#### THE TASK
From the material selection guide below, list every requirement in its table for which Delrin is the recommended material.

#### EXTRACT TO READ
== Segment start ==

Material Selection Guide
| Requirement | Recommended Material |
| High Temperature | PEEK |
| High Strength | PEEK |
| Chemical Exposure | PEEK |
| Low Cost | Delrin |
| Easy Machining | Delrin |
| General Mechanical Parts | Delrin |
| Semiconductor Equipment | PEEK |
| Consumer Products | Delrin |
Quick Decision Rules
If operating temperatures exceed 100°C, PEEK is usually the safer choice.
If minimizing manufacturing cost is the primary objective, Delrin is often the better option.
If chemical exposure is a major concern, PEEK typically provides a greater safety margin.
If the application involves high-volume production of general mechanical parts, Delrin is often preferred.
Real Manufacturing Considerations
Material Availability
PEEK and Delrin are commonly available in rod, sheet, and tube forms. Selecting the most suitable stock shape can reduce material waste, shorten machining time, and improve overall production efficiency.
Thin-Wall Components
Thin-wall geometry often highlights the differences between the two materials. In our experience, PEEK generally maintains dimensional stability more effectively during machining, while thin-wall Delrin components may require additional process control to minimize movement and deformation.
Small Threads and Precision Features
Features such as M2-M4 threads, small bores, and narrow slots frequently require additional attention during machining and inspection. Material behavior can influence burr formation, thread quality, and dimensional repeatability, particularly in precision assemblies.
Design Features That Affect Cost
Part geometry often has a greater impact on manufacturing cost than material selection. Thin walls, deep holes, and fine threads typically require additional machining time, tighter process control, or specialized tooling. Fine threads and deep bores often increase inspection requirements in addition to machining time.

== Segment end ==

#### MATERIAL SHOWN

== Segment start ==

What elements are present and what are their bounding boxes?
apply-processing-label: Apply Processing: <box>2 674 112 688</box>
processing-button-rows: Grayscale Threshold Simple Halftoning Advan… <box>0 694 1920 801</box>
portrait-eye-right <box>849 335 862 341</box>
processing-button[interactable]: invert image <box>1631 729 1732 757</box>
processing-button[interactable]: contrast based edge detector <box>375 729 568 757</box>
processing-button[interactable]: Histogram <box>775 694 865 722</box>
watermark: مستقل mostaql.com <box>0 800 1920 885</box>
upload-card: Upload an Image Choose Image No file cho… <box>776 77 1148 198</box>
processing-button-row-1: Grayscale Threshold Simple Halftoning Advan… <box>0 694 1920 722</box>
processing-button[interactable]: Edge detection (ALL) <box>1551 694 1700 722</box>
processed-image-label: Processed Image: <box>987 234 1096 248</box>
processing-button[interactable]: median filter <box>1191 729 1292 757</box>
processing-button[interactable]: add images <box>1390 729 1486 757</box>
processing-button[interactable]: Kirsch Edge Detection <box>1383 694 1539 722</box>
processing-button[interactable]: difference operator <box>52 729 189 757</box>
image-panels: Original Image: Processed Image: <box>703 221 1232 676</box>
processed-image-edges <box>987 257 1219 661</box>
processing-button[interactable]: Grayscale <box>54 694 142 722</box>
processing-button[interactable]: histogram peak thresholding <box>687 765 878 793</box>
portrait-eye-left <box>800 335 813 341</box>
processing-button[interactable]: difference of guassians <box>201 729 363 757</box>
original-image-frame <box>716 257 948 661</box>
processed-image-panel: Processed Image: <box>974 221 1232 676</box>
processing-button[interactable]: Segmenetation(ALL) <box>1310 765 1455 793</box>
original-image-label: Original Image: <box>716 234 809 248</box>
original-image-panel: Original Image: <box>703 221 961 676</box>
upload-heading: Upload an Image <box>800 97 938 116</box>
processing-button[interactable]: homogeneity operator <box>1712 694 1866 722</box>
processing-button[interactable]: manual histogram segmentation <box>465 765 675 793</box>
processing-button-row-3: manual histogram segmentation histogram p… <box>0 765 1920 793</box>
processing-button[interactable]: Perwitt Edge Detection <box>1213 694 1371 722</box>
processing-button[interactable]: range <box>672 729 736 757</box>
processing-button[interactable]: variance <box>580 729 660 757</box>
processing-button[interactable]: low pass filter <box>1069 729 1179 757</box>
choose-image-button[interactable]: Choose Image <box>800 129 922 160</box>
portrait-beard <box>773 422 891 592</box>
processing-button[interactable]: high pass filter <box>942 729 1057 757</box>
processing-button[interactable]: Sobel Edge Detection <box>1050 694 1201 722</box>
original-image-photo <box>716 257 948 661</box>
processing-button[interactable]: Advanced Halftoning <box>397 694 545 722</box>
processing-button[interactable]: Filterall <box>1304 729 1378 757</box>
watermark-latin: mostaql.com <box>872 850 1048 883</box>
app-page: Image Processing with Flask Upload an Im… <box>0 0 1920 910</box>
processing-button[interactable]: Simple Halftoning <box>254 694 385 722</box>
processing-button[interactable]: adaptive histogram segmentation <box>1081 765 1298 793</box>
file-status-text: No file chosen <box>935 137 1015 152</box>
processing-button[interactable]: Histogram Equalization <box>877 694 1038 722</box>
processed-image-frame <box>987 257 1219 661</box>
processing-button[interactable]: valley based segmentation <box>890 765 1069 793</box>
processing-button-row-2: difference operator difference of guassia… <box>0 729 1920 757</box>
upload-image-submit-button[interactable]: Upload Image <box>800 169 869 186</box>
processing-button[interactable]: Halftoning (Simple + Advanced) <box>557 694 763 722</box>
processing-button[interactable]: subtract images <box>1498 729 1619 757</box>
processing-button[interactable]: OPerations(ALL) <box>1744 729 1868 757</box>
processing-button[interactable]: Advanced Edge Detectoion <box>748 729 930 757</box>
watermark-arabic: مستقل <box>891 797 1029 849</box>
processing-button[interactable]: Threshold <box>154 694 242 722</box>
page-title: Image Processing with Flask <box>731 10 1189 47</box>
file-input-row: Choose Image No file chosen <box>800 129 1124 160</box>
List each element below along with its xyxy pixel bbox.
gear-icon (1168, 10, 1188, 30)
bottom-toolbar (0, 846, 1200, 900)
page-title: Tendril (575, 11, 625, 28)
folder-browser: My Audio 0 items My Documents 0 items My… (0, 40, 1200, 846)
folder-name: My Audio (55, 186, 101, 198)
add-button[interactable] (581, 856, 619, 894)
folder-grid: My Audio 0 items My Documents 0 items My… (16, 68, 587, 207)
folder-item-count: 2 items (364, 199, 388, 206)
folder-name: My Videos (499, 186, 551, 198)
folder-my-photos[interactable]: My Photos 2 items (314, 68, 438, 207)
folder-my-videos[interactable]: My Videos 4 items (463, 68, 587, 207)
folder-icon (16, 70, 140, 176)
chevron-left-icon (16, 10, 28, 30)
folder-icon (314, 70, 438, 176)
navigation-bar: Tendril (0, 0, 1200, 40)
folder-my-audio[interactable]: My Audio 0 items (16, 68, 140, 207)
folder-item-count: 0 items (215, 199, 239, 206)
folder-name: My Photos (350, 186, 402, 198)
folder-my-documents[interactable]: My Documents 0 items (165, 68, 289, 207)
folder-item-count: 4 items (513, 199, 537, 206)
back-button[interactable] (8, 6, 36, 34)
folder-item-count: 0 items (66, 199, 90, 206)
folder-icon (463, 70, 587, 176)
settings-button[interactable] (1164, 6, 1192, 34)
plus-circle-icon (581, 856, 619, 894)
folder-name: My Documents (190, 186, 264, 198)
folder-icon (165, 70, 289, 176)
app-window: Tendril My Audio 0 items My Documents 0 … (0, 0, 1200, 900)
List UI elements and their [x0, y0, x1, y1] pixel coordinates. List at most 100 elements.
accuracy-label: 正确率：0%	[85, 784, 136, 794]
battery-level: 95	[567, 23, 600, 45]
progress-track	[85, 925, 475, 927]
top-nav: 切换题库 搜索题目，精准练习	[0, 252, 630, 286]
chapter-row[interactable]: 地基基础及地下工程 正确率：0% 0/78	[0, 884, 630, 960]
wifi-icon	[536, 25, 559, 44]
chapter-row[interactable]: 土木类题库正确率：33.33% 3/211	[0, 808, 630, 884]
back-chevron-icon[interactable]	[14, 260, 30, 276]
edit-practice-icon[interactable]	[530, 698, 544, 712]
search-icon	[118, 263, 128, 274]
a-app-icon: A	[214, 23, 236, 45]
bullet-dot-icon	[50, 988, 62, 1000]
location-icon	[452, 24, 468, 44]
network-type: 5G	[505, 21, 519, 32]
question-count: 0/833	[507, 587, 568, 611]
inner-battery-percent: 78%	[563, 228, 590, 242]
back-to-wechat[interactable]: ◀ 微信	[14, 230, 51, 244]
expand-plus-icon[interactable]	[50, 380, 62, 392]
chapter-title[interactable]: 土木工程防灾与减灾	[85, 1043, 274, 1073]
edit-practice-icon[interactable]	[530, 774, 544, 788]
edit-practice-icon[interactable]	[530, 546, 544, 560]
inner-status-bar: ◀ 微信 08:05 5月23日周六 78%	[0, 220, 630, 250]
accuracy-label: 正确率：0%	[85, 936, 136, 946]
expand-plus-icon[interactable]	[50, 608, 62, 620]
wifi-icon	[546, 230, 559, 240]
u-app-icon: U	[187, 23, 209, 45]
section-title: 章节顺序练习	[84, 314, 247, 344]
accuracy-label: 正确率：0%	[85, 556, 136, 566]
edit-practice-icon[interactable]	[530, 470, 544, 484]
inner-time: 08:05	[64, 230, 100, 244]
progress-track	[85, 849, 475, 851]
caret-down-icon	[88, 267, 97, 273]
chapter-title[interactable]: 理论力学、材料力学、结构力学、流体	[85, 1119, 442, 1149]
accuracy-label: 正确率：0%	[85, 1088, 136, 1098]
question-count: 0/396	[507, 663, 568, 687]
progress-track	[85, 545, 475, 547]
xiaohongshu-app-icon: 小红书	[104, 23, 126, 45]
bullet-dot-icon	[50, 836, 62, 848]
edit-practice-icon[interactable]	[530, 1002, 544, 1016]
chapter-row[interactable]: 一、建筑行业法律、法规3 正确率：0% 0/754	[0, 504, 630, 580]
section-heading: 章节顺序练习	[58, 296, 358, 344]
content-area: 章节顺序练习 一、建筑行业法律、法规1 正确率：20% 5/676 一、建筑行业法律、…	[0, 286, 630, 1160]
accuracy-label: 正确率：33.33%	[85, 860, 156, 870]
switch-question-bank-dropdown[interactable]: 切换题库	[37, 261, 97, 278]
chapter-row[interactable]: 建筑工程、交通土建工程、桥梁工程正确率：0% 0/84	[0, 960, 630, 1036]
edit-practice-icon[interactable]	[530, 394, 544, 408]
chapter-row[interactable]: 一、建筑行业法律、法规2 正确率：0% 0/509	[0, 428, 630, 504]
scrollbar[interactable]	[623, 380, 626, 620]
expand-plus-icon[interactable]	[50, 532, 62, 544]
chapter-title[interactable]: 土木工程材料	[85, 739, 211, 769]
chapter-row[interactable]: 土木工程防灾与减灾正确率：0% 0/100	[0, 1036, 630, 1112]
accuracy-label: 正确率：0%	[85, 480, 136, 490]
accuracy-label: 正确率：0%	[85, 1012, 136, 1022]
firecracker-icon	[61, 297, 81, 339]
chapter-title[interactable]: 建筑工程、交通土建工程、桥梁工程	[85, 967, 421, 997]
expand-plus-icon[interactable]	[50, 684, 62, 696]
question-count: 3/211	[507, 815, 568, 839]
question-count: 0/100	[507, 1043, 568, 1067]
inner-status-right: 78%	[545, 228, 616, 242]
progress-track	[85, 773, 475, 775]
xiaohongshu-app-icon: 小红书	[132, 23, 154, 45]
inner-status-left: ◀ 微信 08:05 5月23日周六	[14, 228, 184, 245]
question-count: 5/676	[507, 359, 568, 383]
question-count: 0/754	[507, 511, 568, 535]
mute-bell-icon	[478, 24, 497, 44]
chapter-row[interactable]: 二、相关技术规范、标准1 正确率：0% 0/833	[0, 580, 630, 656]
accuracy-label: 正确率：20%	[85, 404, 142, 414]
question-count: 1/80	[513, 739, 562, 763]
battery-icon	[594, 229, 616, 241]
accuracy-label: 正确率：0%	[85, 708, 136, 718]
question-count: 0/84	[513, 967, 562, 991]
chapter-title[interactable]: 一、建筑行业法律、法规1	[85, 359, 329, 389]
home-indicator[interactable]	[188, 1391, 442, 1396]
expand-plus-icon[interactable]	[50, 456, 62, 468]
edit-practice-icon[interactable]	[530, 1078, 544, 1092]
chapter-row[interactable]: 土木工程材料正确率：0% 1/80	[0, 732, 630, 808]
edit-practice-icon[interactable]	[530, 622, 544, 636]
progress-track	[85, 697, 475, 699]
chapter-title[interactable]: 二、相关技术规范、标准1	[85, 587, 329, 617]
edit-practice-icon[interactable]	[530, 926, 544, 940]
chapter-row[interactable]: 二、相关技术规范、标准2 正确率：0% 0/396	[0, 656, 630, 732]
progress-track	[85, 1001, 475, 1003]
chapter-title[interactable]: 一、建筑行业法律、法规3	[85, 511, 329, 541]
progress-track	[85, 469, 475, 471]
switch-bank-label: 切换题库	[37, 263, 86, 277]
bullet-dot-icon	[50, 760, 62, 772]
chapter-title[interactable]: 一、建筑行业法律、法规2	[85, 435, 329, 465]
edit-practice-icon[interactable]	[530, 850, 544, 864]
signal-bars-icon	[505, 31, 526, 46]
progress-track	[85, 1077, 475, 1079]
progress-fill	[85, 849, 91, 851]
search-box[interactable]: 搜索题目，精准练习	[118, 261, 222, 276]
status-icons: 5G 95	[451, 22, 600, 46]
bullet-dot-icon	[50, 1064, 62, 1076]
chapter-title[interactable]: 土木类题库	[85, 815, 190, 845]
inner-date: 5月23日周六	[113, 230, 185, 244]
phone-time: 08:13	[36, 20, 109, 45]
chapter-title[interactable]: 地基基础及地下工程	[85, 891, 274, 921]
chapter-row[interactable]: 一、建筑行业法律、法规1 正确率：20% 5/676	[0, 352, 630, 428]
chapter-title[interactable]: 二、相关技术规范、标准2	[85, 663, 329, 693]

== Segment end ==

#### REPLY TO THE EXERCISE
Low Cost, Easy Machining, General Mechanical Parts, Consumer Products